Aim of the exercise:
All entries below need to be written out exactly, but without their pictures.

-- BEGIN --

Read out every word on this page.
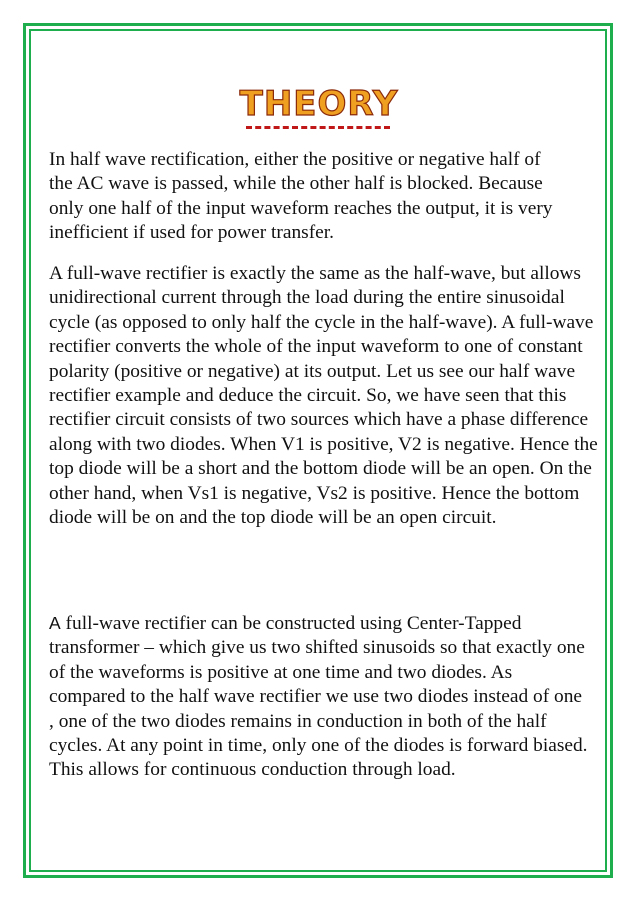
THEORY

In half wave rectification, either the positive or negative half of the AC wave is passed, while the other half is blocked. Because only one half of the input waveform reaches the output, it is very inefficient if used for power transfer.

A full-wave rectifier is exactly the same as the half-wave, but allows unidirectional current through the load during the entire sinusoidal cycle (as opposed to only half the cycle in the half-wave). A full-wave rectifier converts the whole of the input waveform to one of constant polarity (positive or negative) at its output. Let us see our half wave rectifier example and deduce the circuit. So, we have seen that this rectifier circuit consists of two sources which have a phase difference along with two diodes. When V1 is positive, V2 is negative. Hence the top diode will be a short and the bottom diode will be an open. On the other hand, when Vs1 is negative, Vs2 is positive. Hence the bottom diode will be on and the top diode will be an open circuit.

A full-wave rectifier can be constructed using Center-Tapped transformer – which give us two shifted sinusoids so that exactly one of the waveforms is positive at one time and two diodes. As compared to the half wave rectifier we use two diodes instead of one , one of the two diodes remains in conduction in both of the half cycles. At any point in time, only one of the diodes is forward biased. This allows for continuous conduction through load.
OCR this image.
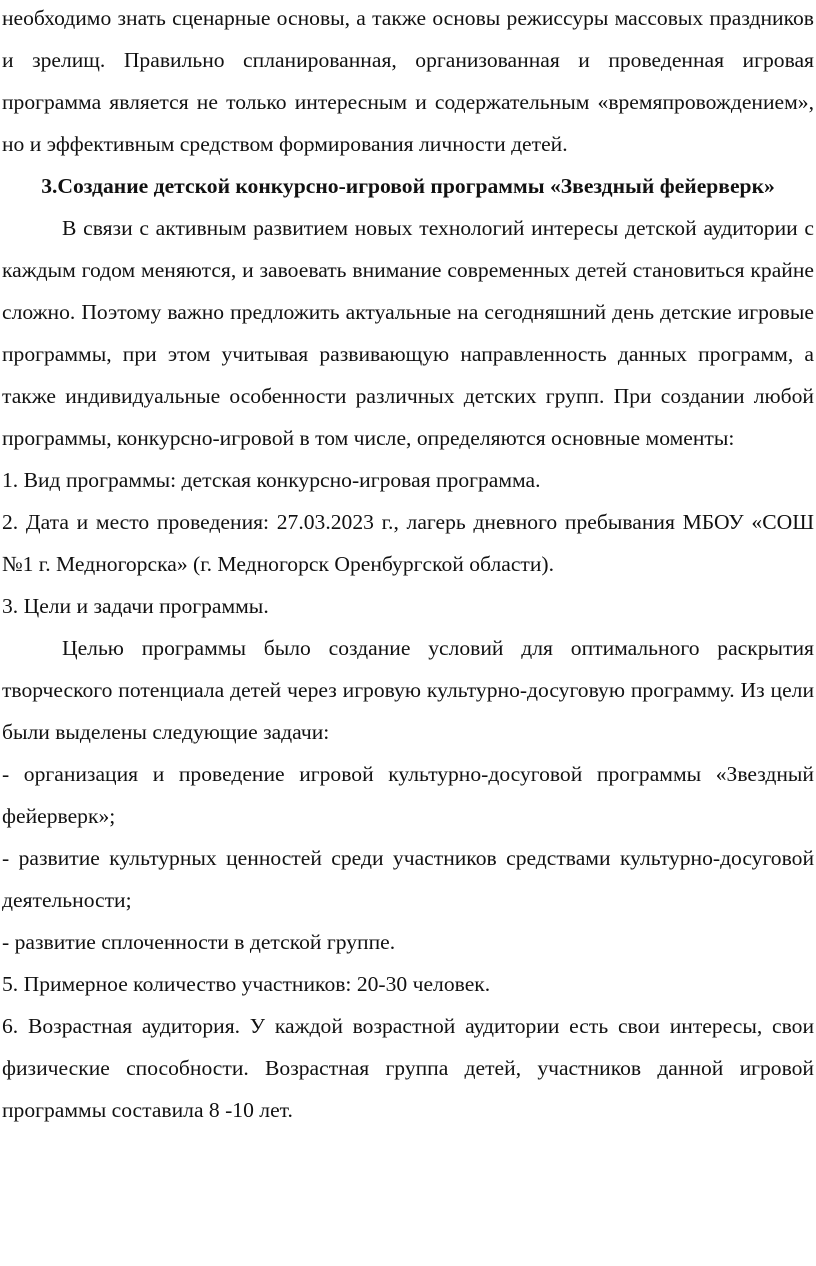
необходимо знать сценарные основы, а также основы режиссуры массовых праздников и зрелищ. Правильно спланированная, организованная и проведенная игровая программа является не только интересным и содержательным «времяпровождением», но и эффективным средством формирования личности детей.

3.Создание детской конкурсно-игровой программы «Звездный фейерверк»

В связи с активным развитием новых технологий интересы детской аудитории с каждым годом меняются, и завоевать внимание современных детей становиться крайне сложно. Поэтому важно предложить актуальные на сегодняшний день детские игровые программы, при этом учитывая развивающую направленность данных программ, а также индивидуальные особенности различных детских групп. При создании любой программы, конкурсно-игровой в том числе, определяются основные моменты:

1. Вид программы: детская конкурсно-игровая программа.

2. Дата и место проведения: 27.03.2023 г., лагерь дневного пребывания МБОУ «СОШ №1 г. Медногорска» (г. Медногорск Оренбургской области).

3. Цели и задачи программы.

Целью программы было создание условий для оптимального раскрытия творческого потенциала детей через игровую культурно-досуговую программу. Из цели были выделены следующие задачи:

- организация и проведение игровой культурно-досуговой программы «Звездный фейерверк»;

- развитие культурных ценностей среди участников средствами культурно-досуговой деятельности;

- развитие сплоченности в детской группе.

5. Примерное количество участников: 20-30 человек.

6. Возрастная аудитория. У каждой возрастной аудитории есть свои интересы, свои физические способности. Возрастная группа детей, участников данной игровой программы составила 8 -10 лет.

-- END --

The response:
Read out every word on this page.
THEORY

In half wave rectification, either the positive or negative half of the AC wave is passed, while the other half is blocked. Because only one half of the input waveform reaches the output, it is very inefficient if used for power transfer.

A full-wave rectifier is exactly the same as the half-wave, but allows unidirectional current through the load during the entire sinusoidal cycle (as opposed to only half the cycle in the half-wave). A full-wave rectifier converts the whole of the input waveform to one of constant polarity (positive or negative) at its output. Let us see our half wave rectifier example and deduce the circuit. So, we have seen that this rectifier circuit consists of two sources which have a phase difference along with two diodes. When V1 is positive, V2 is negative. Hence the top diode will be a short and the bottom diode will be an open. On the other hand, when Vs1 is negative, Vs2 is positive. Hence the bottom diode will be on and the top diode will be an open circuit.

A full-wave rectifier can be constructed using Center-Tapped transformer – which give us two shifted sinusoids so that exactly one of the waveforms is positive at one time and two diodes. As compared to the half wave rectifier we use two diodes instead of one , one of the two diodes remains in conduction in both of the half cycles. At any point in time, only one of the diodes is forward biased. This allows for continuous conduction through load.
OCR this image.
необходимо знать сценарные основы, а также основы режиссуры массовых праздников и зрелищ. Правильно спланированная, организованная и проведенная игровая программа является не только интересным и содержательным «времяпровождением», но и эффективным средством формирования личности детей.

3.Создание детской конкурсно-игровой программы «Звездный фейерверк»

В связи с активным развитием новых технологий интересы детской аудитории с каждым годом меняются, и завоевать внимание современных детей становиться крайне сложно. Поэтому важно предложить актуальные на сегодняшний день детские игровые программы, при этом учитывая развивающую направленность данных программ, а также индивидуальные особенности различных детских групп. При создании любой программы, конкурсно-игровой в том числе, определяются основные моменты:

1. Вид программы: детская конкурсно-игровая программа.

2. Дата и место проведения: 27.03.2023 г., лагерь дневного пребывания МБОУ «СОШ №1 г. Медногорска» (г. Медногорск Оренбургской области).

3. Цели и задачи программы.

Целью программы было создание условий для оптимального раскрытия творческого потенциала детей через игровую культурно-досуговую программу. Из цели были выделены следующие задачи:

- организация и проведение игровой культурно-досуговой программы «Звездный фейерверк»;

- развитие культурных ценностей среди участников средствами культурно-досуговой деятельности;

- развитие сплоченности в детской группе.

5. Примерное количество участников: 20-30 человек.

6. Возрастная аудитория. У каждой возрастной аудитории есть свои интересы, свои физические способности. Возрастная группа детей, участников данной игровой программы составила 8 -10 лет.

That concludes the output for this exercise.